[Goal]: Go through the material and tally the lines containing the string "with". Give the total alone.

[Input for this task]:
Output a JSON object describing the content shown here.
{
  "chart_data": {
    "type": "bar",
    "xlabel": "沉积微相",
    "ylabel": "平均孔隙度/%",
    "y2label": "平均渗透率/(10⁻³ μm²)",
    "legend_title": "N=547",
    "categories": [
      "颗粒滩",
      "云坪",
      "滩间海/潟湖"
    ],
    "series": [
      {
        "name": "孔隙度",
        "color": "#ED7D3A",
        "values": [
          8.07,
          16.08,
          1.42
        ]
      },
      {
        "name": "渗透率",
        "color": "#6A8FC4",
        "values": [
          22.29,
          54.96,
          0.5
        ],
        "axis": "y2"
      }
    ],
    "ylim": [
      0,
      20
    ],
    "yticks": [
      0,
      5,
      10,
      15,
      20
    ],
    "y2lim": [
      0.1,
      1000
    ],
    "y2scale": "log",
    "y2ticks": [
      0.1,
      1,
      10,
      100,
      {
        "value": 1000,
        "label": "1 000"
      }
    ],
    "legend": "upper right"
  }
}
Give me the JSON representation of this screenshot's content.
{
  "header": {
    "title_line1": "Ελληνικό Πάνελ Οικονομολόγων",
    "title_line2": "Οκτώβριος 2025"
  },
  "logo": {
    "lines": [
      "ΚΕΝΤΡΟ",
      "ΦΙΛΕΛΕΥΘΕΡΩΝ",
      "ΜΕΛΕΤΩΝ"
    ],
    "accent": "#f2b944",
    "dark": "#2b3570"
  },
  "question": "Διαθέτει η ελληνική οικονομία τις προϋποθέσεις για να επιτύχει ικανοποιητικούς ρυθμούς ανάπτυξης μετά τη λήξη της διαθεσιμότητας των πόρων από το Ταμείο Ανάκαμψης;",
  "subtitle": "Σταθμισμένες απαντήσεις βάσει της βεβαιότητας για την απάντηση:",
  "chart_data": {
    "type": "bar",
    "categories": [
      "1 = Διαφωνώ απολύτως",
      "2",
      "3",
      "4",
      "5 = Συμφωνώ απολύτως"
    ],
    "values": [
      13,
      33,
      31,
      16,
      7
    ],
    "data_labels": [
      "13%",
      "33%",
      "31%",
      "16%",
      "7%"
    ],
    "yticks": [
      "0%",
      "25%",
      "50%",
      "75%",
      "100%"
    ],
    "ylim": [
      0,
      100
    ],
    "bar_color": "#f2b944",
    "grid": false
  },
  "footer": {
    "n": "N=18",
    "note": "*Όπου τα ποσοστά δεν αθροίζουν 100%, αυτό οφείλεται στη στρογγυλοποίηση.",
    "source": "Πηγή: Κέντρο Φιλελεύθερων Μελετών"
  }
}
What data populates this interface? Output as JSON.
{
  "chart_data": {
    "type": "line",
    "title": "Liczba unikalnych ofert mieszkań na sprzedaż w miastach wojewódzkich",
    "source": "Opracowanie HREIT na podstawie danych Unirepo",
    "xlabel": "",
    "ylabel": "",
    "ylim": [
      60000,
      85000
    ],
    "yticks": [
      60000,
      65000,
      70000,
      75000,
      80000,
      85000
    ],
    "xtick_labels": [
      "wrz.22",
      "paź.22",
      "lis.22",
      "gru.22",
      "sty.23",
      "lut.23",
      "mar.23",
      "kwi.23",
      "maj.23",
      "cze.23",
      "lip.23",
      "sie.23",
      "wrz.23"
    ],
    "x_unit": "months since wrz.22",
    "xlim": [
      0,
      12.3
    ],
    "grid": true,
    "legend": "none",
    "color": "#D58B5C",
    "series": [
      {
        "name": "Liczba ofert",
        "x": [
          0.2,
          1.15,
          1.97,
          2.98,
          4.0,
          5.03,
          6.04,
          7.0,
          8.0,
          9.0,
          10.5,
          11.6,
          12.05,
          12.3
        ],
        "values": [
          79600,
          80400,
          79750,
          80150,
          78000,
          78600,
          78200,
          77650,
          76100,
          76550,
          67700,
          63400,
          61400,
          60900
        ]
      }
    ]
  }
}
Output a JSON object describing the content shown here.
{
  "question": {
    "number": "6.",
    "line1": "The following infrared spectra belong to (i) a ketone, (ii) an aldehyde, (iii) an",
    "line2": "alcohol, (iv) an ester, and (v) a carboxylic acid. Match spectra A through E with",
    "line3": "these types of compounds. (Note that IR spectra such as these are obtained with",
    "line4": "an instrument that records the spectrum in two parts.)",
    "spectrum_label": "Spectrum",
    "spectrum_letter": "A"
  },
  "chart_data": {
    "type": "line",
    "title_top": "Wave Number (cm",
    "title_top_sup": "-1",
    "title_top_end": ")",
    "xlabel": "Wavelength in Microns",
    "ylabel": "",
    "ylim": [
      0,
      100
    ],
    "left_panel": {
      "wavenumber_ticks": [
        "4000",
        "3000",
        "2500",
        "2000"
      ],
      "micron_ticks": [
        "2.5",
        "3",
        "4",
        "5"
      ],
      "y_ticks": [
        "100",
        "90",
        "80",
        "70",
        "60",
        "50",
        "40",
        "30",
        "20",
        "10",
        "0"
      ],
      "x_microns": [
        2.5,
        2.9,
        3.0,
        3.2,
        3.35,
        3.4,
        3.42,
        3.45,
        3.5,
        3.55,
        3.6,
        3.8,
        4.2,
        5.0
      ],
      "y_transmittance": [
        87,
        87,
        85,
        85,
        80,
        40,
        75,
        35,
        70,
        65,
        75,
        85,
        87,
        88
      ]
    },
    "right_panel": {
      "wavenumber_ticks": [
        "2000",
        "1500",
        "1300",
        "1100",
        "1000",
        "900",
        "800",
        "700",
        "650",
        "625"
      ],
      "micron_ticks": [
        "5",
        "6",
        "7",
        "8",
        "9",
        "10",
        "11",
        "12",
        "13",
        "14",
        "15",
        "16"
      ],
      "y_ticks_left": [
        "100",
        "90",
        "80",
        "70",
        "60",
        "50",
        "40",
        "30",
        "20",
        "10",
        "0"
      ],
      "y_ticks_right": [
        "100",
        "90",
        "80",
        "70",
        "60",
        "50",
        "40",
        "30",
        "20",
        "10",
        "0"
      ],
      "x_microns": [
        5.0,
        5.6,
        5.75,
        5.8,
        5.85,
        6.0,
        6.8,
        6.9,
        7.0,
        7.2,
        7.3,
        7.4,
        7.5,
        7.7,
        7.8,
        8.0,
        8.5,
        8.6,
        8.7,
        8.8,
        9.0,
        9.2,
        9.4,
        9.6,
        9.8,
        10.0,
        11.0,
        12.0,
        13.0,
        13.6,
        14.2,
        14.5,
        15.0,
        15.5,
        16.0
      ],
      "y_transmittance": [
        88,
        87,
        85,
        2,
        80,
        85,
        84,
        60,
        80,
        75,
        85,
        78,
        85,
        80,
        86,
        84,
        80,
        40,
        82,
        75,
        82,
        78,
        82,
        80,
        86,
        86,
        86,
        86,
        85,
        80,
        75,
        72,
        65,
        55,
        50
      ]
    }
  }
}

[Task answer]: 2